### [REQUEST]
State how many lines of the records contain the string "Admin". Give the number alone.

** Start of MATERIAL PROVIDED **

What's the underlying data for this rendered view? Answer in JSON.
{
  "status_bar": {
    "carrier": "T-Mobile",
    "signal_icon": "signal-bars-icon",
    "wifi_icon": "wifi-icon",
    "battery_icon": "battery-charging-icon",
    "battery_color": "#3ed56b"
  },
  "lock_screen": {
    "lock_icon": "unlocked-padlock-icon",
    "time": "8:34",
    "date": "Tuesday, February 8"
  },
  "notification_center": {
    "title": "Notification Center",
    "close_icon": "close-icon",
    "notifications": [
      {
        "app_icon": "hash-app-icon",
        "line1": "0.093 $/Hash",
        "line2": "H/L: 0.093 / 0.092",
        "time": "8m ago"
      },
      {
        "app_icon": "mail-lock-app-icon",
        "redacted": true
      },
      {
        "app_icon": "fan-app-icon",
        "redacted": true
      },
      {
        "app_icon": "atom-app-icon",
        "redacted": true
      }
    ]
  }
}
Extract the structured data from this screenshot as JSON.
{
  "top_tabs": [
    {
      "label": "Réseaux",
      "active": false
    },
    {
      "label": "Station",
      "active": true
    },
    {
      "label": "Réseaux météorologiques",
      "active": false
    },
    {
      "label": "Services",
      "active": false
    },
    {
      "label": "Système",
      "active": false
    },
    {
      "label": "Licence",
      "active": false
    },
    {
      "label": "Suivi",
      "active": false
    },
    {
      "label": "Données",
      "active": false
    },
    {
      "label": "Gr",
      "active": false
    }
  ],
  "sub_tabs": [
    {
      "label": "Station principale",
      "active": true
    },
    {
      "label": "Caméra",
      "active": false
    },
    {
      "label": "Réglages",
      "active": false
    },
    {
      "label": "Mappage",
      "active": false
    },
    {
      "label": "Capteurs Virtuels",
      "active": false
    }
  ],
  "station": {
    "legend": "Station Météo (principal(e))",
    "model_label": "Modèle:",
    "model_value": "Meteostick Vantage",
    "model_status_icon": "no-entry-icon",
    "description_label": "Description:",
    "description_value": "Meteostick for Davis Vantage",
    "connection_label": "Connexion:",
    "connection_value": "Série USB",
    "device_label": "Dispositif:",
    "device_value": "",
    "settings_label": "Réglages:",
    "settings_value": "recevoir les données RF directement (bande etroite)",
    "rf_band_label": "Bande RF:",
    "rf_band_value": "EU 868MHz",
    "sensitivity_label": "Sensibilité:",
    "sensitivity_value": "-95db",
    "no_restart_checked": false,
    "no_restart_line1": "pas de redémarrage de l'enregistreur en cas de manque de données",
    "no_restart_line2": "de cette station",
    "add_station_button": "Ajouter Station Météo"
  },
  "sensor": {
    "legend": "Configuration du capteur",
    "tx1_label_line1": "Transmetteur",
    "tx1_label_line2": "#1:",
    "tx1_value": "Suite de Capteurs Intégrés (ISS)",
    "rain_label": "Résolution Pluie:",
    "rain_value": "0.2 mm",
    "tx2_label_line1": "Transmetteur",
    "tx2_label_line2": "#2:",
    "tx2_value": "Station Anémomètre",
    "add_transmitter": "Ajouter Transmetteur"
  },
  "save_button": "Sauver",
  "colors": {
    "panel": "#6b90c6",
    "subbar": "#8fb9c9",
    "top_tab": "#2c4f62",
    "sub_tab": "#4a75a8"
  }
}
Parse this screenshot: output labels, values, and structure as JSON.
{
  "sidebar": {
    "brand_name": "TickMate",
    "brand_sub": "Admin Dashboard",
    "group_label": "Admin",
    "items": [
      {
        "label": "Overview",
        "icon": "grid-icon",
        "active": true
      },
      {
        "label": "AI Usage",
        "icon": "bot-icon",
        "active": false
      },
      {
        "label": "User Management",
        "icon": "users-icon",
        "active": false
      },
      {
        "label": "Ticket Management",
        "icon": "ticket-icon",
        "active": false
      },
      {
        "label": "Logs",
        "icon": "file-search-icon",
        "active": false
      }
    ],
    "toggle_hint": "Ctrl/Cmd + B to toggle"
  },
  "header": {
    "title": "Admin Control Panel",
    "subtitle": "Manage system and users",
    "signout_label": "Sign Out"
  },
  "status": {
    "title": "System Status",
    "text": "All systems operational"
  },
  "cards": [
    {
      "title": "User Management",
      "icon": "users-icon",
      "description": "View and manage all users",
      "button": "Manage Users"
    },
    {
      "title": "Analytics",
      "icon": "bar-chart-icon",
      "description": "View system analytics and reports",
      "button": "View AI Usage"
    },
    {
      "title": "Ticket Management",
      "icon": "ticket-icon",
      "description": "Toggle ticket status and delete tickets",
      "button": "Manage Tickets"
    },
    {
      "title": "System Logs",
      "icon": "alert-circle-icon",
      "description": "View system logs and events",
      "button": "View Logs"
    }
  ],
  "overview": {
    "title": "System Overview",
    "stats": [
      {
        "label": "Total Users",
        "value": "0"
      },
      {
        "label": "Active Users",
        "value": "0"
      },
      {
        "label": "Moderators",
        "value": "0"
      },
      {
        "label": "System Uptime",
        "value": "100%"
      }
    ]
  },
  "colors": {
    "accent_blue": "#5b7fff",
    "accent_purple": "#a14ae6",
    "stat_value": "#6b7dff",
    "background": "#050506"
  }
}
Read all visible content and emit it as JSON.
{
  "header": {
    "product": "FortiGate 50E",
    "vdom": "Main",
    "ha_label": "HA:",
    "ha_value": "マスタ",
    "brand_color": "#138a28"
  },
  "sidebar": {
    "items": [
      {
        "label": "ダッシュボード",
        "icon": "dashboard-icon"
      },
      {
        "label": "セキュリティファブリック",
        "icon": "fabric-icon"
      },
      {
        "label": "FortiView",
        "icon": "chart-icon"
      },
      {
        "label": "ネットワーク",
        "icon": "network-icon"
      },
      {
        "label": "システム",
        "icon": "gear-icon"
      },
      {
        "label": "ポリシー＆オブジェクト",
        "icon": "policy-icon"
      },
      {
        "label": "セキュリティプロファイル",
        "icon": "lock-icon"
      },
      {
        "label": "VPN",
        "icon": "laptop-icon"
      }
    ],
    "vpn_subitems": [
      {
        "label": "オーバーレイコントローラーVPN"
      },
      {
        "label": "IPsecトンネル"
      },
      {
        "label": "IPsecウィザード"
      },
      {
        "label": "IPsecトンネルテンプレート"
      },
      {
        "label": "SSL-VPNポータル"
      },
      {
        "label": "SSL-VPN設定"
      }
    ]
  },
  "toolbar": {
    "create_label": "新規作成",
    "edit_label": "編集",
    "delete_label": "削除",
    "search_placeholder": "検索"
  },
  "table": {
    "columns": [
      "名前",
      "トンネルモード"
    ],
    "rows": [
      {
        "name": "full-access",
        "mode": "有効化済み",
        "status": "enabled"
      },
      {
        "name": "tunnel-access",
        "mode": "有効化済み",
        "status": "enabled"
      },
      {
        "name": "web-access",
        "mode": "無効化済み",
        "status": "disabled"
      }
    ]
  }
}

** End of MATERIAL PROVIDED **

### [TASK RESPONSE]
3